| MATERIAL FOR THE TASK |
++++++
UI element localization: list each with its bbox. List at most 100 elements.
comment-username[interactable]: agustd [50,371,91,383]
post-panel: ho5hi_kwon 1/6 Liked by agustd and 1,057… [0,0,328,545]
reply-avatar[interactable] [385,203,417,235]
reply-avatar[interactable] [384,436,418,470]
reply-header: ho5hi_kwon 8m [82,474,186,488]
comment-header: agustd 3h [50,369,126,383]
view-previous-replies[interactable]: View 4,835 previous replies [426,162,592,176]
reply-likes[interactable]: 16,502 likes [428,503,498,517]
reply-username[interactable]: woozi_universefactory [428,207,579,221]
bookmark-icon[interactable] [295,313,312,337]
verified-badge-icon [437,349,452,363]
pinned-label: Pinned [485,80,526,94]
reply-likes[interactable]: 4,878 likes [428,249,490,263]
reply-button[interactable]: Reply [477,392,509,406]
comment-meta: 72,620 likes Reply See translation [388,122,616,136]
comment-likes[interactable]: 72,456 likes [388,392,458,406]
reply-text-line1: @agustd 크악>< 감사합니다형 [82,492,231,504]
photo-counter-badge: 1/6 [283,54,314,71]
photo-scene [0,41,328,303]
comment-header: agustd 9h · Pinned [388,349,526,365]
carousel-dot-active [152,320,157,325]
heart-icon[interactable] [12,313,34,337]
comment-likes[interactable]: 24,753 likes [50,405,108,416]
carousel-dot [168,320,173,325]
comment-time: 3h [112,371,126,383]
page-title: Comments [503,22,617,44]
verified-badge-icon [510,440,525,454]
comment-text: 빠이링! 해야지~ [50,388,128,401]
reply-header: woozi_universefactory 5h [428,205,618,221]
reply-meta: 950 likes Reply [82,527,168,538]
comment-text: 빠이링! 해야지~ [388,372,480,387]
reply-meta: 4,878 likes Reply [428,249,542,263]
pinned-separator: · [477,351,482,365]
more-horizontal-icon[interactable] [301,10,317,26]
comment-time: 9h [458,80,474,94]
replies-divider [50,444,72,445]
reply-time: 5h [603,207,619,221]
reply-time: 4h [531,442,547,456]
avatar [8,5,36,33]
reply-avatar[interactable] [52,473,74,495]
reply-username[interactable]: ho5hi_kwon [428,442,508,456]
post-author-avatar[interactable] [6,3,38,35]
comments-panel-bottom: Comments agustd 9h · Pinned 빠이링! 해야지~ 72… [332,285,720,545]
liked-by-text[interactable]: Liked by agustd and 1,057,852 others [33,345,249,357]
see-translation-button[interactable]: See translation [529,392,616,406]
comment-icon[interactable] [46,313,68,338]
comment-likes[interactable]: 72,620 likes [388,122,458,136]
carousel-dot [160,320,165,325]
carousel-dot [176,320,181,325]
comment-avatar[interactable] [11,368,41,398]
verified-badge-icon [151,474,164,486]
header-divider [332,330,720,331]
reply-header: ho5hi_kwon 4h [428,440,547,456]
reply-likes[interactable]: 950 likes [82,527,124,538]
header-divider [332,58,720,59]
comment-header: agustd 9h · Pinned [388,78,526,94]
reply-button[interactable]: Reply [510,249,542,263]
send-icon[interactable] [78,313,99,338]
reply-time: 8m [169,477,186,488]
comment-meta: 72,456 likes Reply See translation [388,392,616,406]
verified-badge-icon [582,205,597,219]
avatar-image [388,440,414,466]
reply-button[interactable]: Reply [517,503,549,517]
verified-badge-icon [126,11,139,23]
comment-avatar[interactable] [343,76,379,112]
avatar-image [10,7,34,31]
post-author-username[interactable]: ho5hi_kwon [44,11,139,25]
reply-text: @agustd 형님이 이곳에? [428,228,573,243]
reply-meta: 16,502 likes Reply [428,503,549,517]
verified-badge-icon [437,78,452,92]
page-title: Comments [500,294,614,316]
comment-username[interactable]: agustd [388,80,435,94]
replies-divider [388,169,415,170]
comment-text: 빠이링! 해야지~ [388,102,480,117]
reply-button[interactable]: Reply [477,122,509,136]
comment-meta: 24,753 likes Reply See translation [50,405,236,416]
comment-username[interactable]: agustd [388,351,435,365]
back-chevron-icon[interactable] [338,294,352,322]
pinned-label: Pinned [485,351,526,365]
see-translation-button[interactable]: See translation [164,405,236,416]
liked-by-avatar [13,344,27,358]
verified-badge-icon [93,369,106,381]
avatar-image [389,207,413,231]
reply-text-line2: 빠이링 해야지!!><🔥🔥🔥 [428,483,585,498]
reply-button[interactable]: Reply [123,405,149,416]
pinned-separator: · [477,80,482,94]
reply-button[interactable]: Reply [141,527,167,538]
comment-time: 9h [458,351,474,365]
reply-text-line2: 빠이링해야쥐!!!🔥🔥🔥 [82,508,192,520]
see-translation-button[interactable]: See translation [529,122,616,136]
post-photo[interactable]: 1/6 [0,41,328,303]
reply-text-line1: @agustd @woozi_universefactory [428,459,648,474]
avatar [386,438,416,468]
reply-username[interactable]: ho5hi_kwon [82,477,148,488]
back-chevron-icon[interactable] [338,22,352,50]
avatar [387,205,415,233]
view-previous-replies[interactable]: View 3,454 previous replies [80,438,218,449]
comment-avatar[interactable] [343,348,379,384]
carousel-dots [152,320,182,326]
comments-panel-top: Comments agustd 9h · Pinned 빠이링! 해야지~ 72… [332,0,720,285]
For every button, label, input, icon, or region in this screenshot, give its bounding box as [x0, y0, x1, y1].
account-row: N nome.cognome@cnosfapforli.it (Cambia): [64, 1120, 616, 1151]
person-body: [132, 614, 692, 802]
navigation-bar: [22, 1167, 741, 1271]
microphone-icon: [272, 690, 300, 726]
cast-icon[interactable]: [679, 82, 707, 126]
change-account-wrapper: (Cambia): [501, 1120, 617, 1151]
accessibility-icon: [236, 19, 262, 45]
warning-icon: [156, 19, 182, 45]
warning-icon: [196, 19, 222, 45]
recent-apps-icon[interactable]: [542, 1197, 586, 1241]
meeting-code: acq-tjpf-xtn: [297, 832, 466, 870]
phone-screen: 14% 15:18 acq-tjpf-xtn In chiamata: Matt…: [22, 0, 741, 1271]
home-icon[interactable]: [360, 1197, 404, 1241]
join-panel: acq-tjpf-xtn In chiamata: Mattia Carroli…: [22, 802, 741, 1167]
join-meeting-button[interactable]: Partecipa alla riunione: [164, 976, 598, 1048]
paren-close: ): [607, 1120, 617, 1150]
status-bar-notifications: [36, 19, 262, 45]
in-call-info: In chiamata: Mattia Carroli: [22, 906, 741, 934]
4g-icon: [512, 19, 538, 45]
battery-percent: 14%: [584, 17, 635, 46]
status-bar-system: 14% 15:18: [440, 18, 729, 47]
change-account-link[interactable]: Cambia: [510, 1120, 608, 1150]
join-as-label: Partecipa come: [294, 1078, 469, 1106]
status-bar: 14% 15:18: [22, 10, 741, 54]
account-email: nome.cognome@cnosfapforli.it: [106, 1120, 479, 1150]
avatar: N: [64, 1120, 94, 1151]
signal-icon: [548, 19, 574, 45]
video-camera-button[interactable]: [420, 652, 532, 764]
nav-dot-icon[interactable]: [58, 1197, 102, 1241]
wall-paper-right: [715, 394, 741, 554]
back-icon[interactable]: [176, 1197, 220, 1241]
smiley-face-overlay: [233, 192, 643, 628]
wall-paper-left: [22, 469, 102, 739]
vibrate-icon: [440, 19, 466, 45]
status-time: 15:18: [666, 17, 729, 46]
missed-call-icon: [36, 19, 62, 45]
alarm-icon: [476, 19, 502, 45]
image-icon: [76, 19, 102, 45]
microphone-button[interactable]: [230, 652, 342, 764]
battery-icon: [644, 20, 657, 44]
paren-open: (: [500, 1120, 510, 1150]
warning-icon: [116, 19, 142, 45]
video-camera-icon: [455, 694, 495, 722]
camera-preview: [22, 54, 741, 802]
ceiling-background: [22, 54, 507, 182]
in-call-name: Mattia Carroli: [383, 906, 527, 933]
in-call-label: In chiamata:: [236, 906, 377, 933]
++++++
| THE REQUEST |
Starting at the top of the rows and going on through the line that contains "reply-header: ho5hi_kwon 8m [82,474,186,488]", write each line as one string in a JSON list, leaving out any blank lines.

| TASK RESULT |
[
  "UI element localization: list each with its bbox. List at most 100 elements.",
  "comment-username[interactable]: agustd [50,371,91,383]",
  "post-panel: ho5hi_kwon 1/6 Liked by agustd and 1,057… [0,0,328,545]",
  "reply-avatar[interactable] [385,203,417,235]",
  "reply-avatar[interactable] [384,436,418,470]",
  "reply-header: ho5hi_kwon 8m [82,474,186,488]"
]